Dataset rows:
************
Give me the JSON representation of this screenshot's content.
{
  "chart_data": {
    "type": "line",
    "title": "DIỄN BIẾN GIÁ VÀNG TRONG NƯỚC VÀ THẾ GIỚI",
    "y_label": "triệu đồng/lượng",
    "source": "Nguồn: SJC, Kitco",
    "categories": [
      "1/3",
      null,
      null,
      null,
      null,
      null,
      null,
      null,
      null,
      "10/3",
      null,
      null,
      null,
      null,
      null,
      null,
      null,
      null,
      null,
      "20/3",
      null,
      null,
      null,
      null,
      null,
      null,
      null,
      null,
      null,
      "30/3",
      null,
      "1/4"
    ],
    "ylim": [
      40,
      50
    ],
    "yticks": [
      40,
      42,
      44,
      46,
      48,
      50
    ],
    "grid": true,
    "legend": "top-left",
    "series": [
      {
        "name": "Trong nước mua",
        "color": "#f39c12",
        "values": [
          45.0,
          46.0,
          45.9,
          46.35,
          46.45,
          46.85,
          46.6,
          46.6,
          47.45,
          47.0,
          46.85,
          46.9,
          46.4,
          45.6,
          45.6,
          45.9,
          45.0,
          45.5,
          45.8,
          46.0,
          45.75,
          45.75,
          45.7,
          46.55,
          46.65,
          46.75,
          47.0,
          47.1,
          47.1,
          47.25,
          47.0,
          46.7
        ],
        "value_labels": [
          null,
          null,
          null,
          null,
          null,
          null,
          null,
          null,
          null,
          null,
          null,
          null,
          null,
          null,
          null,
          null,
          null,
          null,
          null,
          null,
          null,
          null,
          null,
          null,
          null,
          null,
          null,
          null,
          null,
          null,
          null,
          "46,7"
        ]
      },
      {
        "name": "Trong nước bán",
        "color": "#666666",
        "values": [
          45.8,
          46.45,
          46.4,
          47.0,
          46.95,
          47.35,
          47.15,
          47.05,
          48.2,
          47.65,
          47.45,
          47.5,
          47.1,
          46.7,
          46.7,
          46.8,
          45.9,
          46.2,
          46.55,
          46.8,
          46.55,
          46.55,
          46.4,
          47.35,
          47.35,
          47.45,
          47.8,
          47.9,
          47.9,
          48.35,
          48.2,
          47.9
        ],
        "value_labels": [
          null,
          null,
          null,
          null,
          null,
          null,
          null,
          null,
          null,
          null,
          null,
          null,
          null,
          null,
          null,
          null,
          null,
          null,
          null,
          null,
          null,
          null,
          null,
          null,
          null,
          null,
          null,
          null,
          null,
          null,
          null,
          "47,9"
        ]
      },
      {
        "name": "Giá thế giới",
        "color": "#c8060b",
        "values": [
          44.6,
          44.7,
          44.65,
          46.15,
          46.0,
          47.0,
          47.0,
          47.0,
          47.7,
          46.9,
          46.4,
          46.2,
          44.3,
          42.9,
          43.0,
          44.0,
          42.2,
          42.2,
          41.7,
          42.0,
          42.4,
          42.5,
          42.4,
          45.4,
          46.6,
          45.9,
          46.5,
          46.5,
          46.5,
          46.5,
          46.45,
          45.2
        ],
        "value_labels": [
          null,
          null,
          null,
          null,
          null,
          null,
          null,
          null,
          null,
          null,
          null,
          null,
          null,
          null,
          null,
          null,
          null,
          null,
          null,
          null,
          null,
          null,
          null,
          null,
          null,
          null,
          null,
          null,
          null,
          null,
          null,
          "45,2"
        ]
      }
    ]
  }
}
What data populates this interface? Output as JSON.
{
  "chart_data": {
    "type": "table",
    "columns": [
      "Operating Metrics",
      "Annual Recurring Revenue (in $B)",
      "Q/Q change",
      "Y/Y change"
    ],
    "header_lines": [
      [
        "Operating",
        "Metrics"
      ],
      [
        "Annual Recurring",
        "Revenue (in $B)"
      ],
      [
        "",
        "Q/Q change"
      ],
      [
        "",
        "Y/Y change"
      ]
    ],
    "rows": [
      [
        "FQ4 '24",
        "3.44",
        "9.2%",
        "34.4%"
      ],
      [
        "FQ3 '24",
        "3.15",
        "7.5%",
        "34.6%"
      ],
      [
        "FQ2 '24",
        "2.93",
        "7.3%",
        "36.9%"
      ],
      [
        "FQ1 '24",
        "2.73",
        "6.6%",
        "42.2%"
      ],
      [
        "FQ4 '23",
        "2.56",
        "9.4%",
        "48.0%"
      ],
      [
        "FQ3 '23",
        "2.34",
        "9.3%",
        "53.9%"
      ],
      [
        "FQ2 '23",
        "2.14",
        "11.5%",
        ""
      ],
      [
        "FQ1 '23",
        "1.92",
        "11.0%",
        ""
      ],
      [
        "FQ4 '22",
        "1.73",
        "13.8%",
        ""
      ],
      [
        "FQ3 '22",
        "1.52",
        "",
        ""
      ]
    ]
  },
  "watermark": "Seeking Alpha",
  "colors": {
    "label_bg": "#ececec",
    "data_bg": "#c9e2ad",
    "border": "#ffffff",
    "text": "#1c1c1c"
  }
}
************
Only lines with the word "Annual" are wanted, so copy each one from the records.

      "Annual Recurring Revenue (in $B)",
        "Annual Recurring",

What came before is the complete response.